## [Brief]
Review the listing and copy each line that holds the word "обычно".

[A block of data]
== == ==
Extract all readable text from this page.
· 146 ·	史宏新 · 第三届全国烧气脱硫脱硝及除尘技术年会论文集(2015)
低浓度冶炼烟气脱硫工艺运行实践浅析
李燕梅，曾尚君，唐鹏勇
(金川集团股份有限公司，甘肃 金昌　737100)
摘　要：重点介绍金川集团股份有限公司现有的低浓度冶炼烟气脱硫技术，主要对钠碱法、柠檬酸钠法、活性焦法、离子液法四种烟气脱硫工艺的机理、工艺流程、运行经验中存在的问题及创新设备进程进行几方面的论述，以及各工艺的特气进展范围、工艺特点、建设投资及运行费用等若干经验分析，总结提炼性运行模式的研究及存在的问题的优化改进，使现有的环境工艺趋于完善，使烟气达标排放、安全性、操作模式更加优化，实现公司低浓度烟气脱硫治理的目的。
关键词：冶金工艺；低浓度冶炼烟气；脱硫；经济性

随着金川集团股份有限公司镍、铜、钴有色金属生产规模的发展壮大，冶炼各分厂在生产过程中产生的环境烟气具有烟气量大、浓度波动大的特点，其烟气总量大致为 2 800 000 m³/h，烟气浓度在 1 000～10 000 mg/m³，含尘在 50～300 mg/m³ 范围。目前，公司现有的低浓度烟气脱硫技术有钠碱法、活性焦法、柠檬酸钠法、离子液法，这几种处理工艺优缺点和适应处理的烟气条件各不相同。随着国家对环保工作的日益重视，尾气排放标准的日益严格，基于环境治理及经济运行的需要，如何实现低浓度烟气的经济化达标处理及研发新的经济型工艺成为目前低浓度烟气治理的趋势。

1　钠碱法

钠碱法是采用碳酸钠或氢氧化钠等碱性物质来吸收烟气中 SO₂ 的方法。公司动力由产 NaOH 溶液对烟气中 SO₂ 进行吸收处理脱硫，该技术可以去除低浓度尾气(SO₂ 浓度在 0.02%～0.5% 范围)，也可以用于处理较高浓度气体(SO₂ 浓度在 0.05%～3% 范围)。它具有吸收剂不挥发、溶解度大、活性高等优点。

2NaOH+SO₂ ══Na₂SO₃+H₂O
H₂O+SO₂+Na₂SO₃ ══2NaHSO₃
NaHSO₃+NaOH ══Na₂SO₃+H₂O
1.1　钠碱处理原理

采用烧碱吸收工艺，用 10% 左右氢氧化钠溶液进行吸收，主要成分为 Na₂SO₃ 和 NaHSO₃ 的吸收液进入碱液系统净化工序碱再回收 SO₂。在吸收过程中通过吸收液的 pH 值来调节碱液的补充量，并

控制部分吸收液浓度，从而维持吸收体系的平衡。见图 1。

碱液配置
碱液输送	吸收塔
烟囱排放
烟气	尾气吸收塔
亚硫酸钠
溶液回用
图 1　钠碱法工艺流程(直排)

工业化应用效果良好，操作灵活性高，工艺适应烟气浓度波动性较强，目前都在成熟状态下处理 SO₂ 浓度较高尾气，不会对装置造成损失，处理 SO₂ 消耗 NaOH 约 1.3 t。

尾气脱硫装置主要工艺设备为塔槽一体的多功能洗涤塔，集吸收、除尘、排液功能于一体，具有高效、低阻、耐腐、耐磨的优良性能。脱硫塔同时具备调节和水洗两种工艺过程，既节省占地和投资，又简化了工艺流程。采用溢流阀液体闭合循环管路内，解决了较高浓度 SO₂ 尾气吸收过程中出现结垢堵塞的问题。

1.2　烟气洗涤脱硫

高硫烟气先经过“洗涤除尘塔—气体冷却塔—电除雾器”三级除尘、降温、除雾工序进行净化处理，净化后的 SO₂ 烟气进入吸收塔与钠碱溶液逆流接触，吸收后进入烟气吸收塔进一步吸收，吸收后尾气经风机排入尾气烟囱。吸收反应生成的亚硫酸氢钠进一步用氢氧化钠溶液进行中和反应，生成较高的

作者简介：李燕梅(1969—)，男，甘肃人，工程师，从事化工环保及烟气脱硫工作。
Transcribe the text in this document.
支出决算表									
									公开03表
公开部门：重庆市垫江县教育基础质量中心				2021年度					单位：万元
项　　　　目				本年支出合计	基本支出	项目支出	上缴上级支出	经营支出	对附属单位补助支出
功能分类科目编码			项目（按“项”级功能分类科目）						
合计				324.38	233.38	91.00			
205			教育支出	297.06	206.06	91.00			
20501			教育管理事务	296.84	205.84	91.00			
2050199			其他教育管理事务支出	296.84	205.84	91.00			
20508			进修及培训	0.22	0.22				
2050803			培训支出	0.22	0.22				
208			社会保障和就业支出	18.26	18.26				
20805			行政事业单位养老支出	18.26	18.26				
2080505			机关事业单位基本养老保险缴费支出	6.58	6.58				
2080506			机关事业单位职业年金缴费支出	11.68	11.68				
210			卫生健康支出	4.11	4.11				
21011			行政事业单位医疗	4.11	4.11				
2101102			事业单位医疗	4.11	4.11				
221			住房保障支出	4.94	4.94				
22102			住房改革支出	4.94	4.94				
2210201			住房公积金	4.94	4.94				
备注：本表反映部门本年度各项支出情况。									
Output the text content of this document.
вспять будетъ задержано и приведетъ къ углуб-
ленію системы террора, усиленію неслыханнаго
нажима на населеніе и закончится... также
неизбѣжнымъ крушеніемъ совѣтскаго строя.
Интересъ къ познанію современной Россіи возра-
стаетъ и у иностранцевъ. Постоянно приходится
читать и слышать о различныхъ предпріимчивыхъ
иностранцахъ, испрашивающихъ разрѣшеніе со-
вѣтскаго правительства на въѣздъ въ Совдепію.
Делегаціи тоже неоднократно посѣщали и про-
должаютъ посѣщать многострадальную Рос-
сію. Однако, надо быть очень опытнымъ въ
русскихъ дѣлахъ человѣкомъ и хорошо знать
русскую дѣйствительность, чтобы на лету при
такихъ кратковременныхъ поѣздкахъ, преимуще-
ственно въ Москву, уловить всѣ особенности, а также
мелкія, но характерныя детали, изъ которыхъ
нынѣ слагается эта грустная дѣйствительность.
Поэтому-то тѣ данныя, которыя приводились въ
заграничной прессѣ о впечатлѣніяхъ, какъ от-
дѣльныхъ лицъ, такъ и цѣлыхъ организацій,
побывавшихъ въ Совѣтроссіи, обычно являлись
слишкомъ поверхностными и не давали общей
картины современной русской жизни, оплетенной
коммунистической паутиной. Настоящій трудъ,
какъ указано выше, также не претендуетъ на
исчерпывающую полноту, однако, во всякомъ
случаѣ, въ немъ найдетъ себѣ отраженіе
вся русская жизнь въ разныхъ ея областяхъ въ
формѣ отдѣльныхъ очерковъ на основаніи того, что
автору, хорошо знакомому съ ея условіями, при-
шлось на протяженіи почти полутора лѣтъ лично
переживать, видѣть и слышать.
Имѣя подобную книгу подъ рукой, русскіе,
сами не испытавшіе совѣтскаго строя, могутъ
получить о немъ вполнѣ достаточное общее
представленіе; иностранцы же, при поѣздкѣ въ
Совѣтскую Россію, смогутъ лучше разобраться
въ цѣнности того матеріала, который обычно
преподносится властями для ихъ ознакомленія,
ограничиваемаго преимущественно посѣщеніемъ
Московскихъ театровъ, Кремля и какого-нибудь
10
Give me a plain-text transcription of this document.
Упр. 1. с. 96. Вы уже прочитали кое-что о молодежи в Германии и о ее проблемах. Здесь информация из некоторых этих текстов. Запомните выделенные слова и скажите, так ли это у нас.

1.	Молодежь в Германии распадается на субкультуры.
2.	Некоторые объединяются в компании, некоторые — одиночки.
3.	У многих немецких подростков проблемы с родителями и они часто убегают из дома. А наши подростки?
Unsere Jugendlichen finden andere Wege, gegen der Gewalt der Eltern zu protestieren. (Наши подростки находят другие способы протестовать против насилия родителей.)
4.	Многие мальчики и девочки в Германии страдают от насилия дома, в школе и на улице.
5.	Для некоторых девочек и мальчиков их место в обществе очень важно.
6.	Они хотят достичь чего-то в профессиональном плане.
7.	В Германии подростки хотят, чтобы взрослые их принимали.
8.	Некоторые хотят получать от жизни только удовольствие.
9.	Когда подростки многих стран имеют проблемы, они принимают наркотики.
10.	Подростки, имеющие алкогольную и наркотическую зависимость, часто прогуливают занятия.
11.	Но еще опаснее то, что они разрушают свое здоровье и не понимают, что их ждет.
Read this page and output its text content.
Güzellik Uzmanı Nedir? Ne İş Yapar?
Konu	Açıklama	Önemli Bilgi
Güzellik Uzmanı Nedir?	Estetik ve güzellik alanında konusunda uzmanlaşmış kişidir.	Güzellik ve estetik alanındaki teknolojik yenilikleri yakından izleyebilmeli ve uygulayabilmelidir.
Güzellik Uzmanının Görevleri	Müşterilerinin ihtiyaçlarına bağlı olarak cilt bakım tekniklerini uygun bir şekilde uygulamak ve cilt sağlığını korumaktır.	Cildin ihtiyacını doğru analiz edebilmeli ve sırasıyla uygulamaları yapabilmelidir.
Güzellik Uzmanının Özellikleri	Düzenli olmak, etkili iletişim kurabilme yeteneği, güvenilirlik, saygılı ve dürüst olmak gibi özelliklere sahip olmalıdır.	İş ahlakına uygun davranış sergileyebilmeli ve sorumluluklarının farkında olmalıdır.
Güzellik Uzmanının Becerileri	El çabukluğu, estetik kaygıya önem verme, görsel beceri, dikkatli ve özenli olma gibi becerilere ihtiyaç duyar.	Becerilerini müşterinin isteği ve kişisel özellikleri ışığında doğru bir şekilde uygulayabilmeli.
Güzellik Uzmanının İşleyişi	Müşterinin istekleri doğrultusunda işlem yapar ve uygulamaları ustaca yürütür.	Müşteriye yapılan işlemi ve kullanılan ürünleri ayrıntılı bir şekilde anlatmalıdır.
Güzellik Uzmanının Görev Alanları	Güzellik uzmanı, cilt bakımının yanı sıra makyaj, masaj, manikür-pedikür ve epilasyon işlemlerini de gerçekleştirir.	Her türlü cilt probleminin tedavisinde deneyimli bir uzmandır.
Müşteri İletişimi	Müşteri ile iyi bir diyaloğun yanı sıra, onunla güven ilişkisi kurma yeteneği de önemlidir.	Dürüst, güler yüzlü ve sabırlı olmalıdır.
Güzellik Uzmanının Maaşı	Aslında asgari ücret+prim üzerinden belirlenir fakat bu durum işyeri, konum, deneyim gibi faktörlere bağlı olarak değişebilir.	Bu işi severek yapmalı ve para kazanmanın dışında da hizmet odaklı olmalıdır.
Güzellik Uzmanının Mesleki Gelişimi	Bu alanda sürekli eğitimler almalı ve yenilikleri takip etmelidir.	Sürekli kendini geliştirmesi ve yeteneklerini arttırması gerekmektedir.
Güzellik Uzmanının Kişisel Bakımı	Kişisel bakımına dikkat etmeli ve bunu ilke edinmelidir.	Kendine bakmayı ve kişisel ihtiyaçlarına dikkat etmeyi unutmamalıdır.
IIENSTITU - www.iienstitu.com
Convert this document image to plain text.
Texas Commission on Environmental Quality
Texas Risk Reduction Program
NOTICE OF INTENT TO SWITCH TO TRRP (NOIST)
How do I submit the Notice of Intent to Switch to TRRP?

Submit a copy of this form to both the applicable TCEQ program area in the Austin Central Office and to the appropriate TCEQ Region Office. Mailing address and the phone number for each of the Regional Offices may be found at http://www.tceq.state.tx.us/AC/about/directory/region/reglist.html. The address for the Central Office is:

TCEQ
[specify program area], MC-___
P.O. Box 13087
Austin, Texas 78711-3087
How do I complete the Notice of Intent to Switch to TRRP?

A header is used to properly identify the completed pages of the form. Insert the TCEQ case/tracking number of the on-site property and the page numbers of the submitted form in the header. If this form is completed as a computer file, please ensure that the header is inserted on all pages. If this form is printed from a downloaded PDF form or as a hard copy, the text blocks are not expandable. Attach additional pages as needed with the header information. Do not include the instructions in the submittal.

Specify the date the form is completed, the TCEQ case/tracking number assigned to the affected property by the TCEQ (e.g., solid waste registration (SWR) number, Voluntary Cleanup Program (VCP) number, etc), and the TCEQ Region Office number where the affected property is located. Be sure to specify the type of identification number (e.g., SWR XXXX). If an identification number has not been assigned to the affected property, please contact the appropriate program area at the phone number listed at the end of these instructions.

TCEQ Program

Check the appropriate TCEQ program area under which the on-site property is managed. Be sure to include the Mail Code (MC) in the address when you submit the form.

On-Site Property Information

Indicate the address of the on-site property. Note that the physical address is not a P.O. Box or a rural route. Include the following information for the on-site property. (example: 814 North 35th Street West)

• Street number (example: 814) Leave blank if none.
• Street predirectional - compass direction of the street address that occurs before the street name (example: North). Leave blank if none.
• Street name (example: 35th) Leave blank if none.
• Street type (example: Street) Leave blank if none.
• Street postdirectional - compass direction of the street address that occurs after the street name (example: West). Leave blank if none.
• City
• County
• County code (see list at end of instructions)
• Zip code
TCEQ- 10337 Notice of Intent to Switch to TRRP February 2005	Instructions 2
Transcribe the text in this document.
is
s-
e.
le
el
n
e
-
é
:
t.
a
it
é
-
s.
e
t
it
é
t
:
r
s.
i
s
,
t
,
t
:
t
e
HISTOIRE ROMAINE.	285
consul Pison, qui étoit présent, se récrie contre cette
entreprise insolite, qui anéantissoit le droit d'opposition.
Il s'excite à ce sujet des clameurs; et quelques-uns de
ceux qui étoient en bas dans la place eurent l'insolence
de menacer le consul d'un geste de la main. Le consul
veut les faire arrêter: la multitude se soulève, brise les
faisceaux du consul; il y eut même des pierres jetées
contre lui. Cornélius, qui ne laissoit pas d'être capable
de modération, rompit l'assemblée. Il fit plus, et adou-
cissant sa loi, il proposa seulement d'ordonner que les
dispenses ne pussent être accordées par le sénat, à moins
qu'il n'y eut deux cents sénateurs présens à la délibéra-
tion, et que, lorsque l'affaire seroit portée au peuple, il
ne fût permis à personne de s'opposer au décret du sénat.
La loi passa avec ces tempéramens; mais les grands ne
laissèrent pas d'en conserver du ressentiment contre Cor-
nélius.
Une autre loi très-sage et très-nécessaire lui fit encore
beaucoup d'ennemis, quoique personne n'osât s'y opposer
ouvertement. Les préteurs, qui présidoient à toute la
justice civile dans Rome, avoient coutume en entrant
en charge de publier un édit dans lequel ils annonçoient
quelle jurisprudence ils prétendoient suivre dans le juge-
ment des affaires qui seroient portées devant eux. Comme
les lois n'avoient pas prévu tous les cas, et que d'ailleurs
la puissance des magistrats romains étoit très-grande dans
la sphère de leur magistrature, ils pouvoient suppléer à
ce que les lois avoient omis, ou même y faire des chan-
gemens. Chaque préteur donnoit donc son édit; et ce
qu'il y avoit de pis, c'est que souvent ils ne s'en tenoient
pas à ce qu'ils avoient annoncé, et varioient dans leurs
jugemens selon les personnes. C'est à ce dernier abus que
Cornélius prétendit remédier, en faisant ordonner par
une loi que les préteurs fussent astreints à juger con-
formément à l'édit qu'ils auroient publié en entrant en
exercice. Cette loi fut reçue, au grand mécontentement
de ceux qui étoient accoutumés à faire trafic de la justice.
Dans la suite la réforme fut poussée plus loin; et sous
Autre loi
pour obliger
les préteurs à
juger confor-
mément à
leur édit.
== == ==
## [Written answer]
побывавшихъ въ Совѣтроссіи, обычно являлись
въ цѣнности того матеріала, который обычно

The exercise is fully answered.